Records to process>
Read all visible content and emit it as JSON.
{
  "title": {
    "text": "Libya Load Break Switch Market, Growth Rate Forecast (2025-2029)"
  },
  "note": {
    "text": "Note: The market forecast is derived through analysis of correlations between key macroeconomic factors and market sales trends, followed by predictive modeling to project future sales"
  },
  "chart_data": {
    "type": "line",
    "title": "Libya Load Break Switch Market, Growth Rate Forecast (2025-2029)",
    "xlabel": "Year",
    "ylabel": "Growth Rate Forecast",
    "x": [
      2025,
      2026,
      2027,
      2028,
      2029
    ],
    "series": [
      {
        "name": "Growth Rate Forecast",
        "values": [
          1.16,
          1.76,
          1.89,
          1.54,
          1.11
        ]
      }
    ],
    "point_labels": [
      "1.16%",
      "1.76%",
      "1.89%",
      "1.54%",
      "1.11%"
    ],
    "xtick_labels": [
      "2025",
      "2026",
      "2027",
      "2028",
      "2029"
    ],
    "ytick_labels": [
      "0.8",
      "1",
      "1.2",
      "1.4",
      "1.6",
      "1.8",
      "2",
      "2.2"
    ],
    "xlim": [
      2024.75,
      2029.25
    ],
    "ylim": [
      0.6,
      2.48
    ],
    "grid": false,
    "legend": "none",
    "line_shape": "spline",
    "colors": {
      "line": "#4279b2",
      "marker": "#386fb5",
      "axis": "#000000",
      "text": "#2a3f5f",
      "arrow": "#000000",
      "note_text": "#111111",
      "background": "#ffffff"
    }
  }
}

Set task>
Copy all lines from the material that hold "Libya".

Result of this exercise>
    "text": "Libya Load Break Switch Market, Growth Rate Forecast (2025-2029)"
    "title": "Libya Load Break Switch Market, Growth Rate Forecast (2025-2029)",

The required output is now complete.